-- Start MATERIAL PROVIDED --

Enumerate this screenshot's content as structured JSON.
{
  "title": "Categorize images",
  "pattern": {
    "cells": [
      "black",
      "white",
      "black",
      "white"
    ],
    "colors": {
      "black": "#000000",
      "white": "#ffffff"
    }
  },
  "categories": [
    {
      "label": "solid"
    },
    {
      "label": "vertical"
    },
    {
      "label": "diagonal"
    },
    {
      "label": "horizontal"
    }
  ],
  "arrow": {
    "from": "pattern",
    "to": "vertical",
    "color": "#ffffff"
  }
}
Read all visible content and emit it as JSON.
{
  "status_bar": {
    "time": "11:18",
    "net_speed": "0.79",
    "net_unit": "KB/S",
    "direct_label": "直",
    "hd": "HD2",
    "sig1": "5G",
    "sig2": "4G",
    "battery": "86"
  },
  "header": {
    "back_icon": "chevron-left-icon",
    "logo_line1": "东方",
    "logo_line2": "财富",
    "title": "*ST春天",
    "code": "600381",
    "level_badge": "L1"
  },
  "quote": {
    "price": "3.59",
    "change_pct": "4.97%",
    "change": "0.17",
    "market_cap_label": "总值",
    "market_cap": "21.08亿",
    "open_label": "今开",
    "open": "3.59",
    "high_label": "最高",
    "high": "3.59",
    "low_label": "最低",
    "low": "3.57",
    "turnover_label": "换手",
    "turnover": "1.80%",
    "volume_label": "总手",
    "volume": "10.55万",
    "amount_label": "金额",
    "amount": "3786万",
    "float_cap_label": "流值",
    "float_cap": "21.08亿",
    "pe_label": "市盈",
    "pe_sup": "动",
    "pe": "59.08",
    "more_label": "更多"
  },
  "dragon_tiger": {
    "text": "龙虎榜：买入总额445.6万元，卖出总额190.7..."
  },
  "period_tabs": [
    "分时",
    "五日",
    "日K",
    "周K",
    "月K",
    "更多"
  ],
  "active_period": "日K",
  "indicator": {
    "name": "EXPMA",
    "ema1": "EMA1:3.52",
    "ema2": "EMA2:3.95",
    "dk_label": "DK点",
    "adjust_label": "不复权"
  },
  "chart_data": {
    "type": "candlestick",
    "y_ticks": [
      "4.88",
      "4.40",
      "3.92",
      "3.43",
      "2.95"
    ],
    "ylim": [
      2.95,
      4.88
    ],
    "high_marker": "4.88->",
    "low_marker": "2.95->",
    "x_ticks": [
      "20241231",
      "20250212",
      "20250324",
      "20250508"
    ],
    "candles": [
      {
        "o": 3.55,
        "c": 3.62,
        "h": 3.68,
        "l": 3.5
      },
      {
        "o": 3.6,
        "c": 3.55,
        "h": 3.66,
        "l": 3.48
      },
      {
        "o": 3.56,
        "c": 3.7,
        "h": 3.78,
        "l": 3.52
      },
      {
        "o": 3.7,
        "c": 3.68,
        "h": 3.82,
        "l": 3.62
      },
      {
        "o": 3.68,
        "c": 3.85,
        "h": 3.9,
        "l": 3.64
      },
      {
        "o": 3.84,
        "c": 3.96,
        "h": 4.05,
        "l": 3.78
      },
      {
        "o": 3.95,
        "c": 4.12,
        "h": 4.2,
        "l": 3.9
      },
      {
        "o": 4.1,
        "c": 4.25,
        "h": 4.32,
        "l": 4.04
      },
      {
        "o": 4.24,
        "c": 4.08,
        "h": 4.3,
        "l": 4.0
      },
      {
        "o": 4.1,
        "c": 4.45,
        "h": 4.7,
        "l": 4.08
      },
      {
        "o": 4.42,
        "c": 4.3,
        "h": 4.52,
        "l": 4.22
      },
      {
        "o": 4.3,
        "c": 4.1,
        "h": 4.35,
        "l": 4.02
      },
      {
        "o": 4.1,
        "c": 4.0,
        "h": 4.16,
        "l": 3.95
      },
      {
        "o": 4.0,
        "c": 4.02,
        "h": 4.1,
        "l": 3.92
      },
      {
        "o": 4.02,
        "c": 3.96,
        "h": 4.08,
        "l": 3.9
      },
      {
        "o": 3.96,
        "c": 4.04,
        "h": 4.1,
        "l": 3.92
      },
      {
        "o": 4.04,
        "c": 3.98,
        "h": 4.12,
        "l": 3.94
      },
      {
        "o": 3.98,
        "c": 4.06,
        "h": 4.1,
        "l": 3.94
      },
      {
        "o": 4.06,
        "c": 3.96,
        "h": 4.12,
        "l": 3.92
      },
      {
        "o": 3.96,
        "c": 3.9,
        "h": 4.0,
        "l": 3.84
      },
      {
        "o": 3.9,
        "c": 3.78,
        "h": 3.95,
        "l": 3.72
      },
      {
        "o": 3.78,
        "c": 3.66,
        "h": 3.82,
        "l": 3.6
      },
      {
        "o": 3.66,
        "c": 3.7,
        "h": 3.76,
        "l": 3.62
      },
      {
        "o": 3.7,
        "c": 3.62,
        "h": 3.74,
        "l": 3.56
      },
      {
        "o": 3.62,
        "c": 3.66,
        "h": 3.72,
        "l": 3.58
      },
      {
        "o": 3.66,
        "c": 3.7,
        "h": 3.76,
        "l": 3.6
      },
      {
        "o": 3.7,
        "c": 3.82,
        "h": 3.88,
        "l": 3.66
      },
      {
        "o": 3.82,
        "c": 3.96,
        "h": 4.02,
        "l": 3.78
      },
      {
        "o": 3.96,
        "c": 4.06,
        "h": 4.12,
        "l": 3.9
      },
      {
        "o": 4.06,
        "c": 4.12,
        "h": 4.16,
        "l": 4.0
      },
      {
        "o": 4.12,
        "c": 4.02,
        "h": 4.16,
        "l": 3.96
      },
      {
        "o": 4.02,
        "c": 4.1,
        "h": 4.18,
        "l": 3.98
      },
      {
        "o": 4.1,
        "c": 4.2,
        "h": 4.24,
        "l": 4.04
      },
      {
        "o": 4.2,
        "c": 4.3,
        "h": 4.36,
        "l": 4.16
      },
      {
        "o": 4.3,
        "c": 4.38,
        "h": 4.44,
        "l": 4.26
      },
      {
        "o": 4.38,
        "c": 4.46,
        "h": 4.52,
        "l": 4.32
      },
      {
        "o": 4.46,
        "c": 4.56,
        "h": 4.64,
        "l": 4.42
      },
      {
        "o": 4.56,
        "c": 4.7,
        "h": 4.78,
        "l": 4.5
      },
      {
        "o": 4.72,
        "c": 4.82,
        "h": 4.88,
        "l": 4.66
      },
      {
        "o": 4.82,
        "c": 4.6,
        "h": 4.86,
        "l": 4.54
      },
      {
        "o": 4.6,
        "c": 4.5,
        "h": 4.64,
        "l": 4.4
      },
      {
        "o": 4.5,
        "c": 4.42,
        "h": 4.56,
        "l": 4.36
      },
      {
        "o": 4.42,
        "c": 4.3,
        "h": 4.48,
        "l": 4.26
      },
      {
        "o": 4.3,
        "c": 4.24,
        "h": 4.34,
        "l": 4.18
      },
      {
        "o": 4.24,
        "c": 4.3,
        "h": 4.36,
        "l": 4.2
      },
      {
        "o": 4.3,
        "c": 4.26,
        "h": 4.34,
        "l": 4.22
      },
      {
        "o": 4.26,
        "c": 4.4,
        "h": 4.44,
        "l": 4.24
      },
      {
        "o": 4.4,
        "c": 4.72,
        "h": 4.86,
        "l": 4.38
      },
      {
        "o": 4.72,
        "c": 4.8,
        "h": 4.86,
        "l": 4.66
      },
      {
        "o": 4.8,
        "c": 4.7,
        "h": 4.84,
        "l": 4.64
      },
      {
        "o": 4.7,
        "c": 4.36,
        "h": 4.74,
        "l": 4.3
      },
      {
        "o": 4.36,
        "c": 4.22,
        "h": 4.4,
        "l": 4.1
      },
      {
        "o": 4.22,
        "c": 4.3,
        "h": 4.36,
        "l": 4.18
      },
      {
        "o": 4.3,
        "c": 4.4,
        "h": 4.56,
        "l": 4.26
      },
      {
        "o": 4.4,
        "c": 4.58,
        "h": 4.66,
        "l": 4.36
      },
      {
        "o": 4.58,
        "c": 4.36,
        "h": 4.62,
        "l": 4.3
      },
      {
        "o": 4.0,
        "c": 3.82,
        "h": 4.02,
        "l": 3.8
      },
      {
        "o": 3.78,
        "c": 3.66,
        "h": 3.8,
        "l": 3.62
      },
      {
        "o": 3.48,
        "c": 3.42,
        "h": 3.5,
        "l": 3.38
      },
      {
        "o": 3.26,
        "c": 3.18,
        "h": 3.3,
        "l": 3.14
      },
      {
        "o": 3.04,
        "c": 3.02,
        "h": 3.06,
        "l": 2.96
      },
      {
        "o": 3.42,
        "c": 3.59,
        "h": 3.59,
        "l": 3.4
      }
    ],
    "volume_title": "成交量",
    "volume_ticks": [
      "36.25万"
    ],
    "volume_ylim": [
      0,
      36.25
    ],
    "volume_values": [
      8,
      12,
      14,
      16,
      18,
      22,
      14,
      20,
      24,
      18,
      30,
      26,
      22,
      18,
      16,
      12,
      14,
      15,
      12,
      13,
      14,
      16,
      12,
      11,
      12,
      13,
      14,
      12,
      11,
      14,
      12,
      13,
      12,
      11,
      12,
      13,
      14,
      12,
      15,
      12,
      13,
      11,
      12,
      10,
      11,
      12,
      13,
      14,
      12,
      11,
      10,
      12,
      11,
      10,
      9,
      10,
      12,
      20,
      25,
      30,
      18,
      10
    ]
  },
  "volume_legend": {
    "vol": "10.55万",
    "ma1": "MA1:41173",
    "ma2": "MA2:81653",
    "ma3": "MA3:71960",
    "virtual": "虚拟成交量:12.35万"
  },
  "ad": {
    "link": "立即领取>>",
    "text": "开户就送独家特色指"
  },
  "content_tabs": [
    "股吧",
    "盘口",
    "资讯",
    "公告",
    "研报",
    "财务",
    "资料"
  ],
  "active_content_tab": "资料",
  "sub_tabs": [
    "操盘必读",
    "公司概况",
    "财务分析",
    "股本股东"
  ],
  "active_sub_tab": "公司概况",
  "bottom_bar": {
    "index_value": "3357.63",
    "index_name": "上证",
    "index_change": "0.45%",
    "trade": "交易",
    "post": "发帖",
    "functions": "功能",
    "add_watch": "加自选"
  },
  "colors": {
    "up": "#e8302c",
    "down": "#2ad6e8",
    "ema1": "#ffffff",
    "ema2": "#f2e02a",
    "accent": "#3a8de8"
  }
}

-- End MATERIAL PROVIDED --

## GIVEN PROBLEM
Isolate the lines that hold the word "JSON" and copy all of them.

## EXERCISE SOLUTION
Enumerate this screenshot's content as structured JSON.
Read all visible content and emit it as JSON.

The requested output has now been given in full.